- [Task statement]: Scan the records and identify every line in which the string "точек" occurs, then return those lines.

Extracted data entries
▬▬▬▬▬▬

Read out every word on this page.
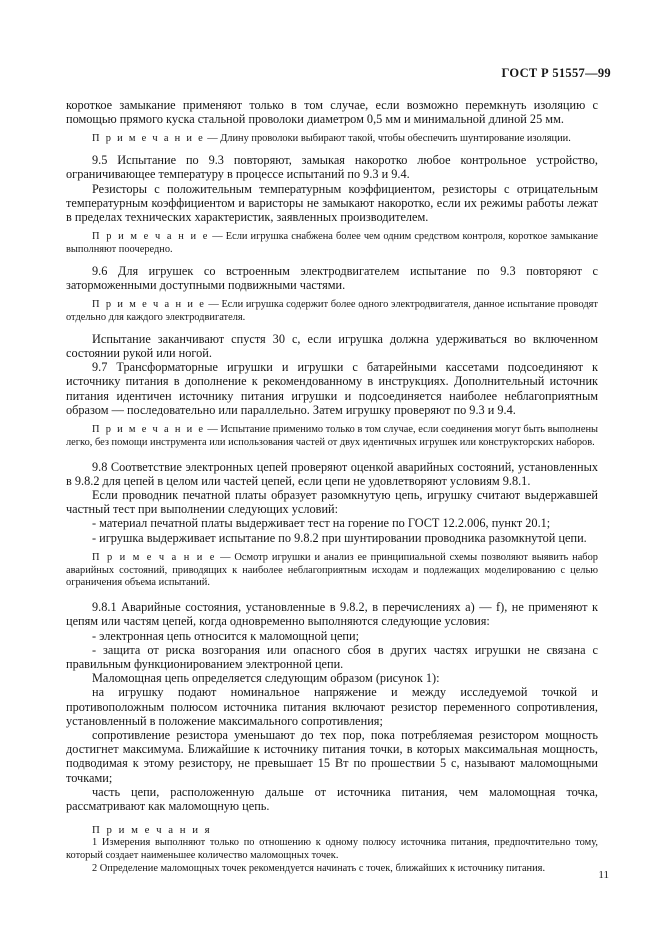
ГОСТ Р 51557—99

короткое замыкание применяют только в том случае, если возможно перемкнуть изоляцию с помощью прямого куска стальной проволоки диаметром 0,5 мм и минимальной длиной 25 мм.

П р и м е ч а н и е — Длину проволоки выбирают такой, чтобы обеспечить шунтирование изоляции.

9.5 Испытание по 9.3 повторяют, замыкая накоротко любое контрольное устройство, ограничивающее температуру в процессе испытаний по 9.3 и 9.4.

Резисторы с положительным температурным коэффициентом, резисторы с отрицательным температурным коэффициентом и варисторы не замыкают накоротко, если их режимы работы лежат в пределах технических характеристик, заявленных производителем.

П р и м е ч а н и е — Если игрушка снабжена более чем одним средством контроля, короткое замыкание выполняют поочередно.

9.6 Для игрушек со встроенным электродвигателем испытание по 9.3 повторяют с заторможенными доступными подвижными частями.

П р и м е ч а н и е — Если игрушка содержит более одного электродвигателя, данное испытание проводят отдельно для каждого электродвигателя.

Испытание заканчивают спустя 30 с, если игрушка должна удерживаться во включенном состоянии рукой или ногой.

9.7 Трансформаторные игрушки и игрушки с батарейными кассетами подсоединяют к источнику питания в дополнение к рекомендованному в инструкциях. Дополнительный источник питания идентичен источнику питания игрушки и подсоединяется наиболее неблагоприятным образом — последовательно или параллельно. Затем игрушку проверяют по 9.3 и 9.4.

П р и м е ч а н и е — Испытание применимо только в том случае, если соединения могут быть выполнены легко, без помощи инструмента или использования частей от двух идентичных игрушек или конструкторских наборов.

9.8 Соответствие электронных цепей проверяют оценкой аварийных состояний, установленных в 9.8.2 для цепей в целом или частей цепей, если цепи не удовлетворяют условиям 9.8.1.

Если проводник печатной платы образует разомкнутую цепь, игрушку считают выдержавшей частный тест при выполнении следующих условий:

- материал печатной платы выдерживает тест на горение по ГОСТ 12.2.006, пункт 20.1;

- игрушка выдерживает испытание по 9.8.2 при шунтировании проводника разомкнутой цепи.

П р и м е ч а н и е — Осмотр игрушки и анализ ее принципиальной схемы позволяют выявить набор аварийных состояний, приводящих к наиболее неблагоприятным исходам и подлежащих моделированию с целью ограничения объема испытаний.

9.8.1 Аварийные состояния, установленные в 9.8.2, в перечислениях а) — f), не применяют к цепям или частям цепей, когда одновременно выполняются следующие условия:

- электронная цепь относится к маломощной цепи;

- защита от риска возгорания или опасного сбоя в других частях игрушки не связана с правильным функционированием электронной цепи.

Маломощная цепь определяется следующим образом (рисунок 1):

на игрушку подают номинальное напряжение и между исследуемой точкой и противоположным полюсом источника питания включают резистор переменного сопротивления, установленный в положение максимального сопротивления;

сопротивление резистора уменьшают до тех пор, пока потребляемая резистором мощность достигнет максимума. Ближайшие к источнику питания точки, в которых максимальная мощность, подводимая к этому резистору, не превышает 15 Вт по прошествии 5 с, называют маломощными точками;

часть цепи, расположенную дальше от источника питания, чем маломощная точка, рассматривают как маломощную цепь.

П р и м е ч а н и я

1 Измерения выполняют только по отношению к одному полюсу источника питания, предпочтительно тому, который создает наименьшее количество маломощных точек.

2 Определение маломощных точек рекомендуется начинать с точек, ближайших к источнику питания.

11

▬▬▬▬▬▬

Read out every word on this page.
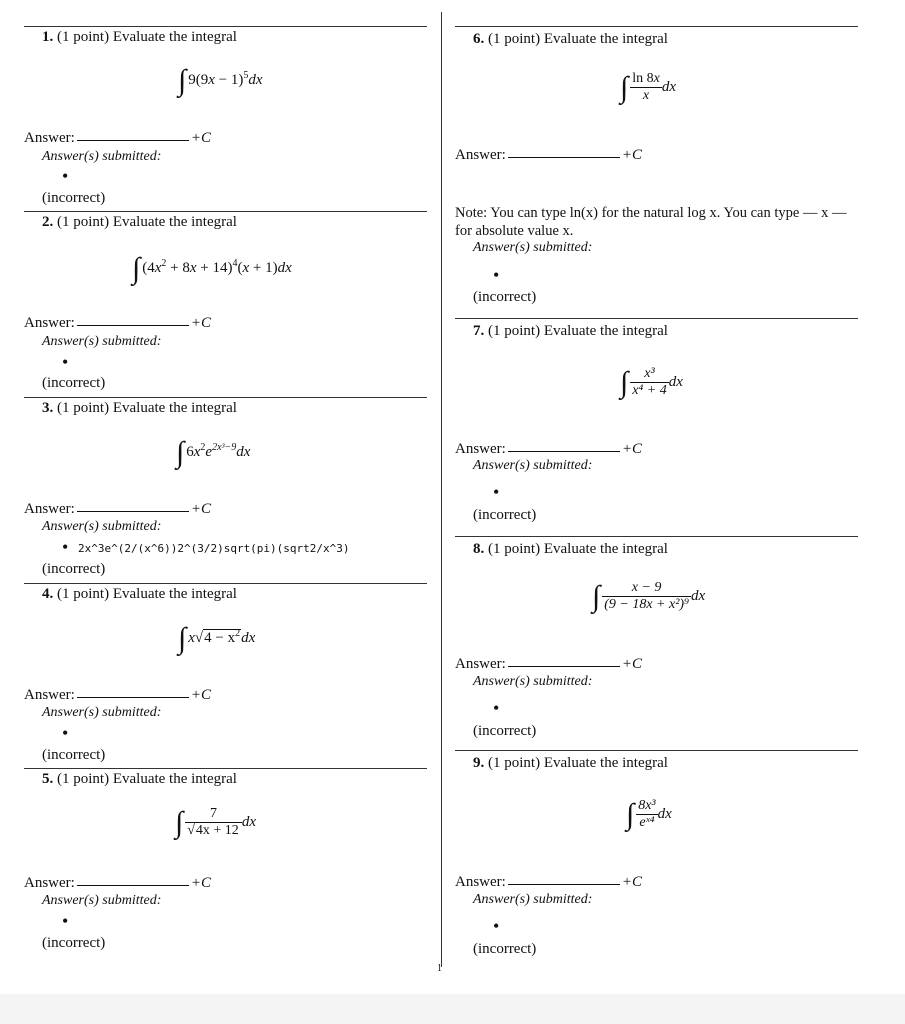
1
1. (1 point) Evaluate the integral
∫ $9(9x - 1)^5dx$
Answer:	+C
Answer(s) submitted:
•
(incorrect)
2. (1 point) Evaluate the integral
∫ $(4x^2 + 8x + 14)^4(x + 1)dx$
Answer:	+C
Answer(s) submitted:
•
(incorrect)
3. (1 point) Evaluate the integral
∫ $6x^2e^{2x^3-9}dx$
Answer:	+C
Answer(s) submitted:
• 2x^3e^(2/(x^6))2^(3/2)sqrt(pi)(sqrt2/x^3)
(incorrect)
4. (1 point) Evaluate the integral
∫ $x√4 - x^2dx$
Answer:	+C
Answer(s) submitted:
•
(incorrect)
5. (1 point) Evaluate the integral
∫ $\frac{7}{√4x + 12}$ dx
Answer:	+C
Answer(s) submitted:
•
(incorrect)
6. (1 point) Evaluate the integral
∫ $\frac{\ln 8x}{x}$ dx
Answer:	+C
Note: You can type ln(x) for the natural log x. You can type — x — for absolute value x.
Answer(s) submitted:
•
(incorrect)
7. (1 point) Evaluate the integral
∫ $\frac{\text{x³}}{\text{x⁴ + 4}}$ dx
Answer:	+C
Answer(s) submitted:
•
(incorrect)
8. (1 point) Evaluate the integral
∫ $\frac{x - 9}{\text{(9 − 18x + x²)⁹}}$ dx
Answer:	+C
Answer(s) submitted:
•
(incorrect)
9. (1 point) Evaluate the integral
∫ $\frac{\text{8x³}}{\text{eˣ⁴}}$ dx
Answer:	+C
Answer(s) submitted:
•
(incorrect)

▬▬▬▬▬▬

- [Correct response]:
1 Измерения выполняют только по отношению к одному полюсу источника питания, предпочтительно тому, который создает наименьшее количество маломощных точек.
2 Определение маломощных точек рекомендуется начинать с точек, ближайших к источнику питания.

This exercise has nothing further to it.